***** THE DATA *****

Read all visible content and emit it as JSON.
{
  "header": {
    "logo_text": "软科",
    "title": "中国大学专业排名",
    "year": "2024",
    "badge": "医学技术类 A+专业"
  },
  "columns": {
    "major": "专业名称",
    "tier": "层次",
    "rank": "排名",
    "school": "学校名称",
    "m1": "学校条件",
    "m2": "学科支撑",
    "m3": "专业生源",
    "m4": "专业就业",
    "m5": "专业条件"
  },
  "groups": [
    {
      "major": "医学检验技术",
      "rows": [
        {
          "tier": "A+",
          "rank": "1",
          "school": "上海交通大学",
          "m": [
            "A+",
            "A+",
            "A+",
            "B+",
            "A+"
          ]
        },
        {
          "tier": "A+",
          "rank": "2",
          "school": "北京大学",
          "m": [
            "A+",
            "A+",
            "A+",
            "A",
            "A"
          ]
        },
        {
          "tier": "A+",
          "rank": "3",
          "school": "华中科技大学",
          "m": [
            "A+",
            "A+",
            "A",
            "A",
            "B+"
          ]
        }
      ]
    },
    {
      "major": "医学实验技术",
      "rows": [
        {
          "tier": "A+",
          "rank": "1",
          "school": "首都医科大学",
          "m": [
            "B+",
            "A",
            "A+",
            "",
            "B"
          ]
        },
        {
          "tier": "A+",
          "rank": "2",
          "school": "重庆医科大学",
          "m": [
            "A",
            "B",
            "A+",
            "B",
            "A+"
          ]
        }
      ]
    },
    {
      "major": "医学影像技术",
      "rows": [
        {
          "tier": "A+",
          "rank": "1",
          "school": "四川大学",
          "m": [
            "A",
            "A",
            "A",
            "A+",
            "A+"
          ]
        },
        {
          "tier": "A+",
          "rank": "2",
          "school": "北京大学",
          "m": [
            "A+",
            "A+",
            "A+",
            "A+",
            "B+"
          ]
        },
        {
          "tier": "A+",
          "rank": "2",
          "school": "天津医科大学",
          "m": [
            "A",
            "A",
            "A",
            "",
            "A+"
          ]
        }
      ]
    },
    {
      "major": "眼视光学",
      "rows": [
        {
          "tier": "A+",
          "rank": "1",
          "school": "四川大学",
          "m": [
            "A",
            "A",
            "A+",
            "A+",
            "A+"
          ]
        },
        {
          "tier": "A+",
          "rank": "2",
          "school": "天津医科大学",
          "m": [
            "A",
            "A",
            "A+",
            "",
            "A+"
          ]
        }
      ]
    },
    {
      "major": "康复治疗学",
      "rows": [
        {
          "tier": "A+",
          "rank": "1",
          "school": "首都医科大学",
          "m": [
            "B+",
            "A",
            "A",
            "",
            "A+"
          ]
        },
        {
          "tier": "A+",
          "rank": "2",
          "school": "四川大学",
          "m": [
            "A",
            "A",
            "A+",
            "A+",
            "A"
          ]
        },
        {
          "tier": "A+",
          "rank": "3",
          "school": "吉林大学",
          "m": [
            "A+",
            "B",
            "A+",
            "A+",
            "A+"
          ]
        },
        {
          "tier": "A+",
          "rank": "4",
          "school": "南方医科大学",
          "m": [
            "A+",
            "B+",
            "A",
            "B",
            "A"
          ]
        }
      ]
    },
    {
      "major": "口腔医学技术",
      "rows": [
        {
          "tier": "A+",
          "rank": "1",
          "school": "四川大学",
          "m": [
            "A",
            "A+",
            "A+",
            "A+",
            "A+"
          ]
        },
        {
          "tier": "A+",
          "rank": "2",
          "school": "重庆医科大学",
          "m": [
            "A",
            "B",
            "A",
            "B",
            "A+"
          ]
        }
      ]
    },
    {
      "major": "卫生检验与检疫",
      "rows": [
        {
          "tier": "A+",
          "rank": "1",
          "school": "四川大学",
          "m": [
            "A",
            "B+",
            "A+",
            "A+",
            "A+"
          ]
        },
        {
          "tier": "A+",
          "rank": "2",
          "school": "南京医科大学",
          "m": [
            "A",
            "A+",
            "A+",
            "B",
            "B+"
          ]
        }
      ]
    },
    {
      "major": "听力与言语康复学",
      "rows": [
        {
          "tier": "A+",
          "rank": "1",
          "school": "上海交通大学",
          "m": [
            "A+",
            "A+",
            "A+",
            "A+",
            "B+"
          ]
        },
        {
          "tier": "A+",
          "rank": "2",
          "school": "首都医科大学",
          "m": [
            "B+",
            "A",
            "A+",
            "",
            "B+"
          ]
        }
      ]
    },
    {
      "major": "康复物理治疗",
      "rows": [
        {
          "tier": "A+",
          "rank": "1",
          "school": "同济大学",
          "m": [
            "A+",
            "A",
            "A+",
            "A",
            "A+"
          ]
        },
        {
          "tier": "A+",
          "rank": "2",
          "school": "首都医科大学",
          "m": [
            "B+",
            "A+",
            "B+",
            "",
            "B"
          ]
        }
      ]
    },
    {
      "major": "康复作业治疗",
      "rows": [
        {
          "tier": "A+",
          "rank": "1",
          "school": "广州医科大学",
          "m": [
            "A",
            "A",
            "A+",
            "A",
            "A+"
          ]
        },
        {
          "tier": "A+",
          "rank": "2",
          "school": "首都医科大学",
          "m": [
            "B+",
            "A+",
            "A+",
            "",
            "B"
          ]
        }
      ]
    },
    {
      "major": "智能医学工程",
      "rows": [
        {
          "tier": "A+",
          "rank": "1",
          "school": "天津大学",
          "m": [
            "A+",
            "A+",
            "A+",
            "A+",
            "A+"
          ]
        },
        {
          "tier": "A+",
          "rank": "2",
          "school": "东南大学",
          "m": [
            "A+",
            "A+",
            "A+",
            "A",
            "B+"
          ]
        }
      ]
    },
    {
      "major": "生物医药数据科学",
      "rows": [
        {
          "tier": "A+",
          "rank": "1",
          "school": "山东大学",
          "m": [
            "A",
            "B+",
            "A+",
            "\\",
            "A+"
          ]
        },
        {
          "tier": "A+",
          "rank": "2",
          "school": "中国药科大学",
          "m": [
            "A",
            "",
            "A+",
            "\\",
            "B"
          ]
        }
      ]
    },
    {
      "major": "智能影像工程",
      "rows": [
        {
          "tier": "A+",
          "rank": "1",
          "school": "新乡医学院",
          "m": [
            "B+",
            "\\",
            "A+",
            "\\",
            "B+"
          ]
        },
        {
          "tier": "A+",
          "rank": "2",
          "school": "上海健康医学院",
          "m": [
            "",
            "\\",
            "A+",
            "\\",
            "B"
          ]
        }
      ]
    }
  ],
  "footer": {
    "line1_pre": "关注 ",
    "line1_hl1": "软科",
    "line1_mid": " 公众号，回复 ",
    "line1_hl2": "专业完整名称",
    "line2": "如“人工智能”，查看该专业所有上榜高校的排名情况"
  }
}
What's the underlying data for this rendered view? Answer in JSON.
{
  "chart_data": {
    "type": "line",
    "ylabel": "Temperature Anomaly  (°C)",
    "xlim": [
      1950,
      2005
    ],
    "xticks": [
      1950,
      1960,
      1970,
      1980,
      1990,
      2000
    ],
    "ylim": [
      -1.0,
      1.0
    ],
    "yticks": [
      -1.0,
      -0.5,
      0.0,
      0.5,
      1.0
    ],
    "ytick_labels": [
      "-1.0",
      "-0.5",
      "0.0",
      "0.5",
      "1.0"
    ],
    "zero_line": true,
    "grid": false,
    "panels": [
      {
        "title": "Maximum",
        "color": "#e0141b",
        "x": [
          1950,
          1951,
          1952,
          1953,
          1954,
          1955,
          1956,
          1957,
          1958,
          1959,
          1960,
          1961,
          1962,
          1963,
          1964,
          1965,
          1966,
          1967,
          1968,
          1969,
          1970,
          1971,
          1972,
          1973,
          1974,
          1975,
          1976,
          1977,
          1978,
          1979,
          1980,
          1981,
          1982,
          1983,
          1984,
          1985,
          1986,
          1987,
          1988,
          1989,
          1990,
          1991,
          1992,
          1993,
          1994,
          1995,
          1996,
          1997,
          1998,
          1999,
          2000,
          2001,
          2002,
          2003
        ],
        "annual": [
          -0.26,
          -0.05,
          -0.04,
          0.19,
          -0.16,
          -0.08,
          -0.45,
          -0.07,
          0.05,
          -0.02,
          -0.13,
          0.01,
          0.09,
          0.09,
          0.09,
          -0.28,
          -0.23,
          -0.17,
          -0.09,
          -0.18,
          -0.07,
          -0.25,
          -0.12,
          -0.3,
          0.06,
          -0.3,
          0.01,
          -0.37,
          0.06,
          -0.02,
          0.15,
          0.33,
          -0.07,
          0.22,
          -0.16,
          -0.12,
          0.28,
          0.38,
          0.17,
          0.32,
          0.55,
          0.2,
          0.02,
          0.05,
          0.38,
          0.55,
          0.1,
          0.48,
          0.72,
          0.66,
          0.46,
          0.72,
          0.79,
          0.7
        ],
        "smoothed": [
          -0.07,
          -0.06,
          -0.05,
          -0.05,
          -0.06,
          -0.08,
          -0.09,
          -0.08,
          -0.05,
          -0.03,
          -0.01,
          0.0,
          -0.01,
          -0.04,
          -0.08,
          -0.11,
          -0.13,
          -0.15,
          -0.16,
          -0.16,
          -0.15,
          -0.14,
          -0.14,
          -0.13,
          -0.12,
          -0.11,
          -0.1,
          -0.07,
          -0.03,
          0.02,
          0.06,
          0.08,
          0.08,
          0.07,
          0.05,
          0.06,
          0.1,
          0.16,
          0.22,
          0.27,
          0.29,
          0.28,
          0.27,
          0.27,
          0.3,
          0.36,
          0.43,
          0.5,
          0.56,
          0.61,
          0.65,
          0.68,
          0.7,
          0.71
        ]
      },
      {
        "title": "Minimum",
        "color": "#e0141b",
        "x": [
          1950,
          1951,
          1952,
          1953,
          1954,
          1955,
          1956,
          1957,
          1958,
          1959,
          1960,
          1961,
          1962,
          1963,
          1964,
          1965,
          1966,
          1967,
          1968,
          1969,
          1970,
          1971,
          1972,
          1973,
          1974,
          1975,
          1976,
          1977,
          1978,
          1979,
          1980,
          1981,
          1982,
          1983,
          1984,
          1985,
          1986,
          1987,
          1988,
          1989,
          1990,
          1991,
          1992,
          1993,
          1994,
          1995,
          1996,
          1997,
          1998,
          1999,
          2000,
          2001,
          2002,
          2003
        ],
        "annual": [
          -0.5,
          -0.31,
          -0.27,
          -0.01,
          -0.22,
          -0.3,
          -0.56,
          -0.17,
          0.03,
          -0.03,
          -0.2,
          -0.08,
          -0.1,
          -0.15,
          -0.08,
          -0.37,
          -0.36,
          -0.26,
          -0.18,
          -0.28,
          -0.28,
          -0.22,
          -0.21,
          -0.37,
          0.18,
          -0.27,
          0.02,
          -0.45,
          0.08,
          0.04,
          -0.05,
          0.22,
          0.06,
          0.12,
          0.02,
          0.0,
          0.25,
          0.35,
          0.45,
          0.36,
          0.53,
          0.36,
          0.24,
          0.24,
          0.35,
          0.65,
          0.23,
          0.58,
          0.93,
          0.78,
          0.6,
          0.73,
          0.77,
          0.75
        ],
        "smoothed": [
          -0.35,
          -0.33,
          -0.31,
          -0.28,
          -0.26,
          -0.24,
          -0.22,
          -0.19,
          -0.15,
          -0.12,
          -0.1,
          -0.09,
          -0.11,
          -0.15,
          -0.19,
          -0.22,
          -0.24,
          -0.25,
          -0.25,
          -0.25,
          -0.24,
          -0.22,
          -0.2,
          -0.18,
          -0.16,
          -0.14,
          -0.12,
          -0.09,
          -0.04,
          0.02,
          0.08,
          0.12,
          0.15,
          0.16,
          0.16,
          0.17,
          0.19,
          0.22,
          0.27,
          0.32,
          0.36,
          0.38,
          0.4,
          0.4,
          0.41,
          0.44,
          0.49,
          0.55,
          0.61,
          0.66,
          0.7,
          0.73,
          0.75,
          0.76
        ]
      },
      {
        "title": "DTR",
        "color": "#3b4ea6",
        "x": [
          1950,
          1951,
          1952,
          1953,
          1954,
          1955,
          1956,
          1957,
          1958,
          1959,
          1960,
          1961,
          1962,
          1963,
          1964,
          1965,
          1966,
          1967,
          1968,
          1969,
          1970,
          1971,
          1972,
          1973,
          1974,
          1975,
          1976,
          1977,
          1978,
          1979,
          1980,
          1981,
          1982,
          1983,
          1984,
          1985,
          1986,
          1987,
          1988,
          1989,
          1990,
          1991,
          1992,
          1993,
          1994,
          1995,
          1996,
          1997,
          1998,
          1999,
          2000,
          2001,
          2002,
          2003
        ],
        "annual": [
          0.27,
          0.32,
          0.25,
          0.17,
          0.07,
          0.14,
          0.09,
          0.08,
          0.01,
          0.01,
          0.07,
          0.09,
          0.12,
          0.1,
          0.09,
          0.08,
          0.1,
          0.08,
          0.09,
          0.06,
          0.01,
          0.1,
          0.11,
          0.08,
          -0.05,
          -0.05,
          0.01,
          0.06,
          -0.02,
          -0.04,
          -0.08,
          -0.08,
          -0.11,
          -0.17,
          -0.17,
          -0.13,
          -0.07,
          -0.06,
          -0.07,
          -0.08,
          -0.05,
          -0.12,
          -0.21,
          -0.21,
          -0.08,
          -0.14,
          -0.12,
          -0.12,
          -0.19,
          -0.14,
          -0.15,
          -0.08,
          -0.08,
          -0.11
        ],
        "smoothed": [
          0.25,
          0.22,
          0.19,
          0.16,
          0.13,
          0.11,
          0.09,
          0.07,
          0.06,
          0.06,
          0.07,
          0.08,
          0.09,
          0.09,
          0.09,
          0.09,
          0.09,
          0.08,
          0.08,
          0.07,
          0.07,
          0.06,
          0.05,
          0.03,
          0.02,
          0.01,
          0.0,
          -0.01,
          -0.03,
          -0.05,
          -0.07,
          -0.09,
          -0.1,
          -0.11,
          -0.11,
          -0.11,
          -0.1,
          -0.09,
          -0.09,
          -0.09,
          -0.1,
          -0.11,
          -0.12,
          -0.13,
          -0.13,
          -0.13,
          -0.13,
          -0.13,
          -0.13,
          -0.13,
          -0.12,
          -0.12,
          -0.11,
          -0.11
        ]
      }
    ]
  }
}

*****

Collect each line above holding the string "title".

### WRITTEN RESPONSE
    "title": "中国大学专业排名",
        "title": "Maximum",
        "title": "Minimum",
        "title": "DTR",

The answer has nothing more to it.